> **WRITTEN EXERCISE**
Lines containing "JSON" are to be counted. Report the count alone.

◇ ◇ ◇

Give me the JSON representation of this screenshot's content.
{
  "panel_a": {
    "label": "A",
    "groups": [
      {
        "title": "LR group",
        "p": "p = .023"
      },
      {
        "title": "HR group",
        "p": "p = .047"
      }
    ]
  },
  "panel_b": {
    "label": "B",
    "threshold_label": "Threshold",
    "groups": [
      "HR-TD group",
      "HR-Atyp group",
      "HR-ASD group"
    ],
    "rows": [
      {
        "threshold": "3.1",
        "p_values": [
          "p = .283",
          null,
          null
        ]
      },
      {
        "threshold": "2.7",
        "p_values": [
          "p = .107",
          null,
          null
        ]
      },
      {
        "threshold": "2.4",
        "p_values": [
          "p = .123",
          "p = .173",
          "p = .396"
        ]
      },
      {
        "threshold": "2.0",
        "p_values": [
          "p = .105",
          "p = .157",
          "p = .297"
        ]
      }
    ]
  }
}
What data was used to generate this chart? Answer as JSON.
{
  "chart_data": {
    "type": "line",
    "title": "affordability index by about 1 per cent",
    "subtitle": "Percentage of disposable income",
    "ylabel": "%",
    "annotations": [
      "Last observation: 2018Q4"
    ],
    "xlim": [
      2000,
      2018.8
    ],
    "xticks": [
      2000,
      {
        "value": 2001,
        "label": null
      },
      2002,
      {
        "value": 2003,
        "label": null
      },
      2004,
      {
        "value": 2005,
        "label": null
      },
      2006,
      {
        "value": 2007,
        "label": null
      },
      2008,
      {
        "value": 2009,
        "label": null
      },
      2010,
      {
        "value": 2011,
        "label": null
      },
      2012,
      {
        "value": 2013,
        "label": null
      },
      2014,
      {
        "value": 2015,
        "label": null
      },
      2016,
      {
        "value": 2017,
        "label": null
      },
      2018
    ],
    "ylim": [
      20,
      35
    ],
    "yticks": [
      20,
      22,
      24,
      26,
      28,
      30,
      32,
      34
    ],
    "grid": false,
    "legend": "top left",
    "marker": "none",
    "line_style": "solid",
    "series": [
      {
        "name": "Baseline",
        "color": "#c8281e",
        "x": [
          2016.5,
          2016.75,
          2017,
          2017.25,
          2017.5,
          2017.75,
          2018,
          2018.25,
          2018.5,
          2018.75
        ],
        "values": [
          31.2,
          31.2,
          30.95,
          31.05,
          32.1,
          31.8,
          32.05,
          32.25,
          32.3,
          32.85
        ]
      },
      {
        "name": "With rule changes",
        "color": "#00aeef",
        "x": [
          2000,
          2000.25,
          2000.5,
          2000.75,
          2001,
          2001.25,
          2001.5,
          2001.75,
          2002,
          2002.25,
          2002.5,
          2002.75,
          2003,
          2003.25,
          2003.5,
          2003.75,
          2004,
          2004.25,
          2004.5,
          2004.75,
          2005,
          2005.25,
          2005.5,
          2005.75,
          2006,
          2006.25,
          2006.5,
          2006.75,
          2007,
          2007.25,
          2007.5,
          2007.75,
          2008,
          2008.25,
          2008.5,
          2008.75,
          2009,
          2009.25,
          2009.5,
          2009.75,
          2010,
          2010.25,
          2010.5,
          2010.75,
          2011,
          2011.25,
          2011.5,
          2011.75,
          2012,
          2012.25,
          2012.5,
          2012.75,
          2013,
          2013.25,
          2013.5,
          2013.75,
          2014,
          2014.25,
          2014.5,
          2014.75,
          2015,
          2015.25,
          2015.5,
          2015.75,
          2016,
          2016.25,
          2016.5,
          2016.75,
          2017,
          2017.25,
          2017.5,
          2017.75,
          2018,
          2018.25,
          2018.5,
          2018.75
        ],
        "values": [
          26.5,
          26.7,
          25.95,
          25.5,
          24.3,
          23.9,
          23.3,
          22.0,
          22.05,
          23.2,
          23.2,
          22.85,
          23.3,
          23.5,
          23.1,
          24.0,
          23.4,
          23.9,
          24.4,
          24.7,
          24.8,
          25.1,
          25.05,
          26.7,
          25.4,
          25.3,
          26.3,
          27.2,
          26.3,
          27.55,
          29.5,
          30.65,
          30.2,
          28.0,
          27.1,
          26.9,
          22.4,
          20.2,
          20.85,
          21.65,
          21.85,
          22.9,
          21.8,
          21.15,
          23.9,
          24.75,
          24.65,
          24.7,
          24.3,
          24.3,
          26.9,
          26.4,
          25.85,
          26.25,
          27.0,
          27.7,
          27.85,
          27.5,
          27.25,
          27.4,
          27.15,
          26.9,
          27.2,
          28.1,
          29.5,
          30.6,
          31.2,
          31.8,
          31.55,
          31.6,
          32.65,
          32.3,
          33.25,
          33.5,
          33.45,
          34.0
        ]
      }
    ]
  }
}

◇ ◇ ◇

> **WRITTEN REPLY**
2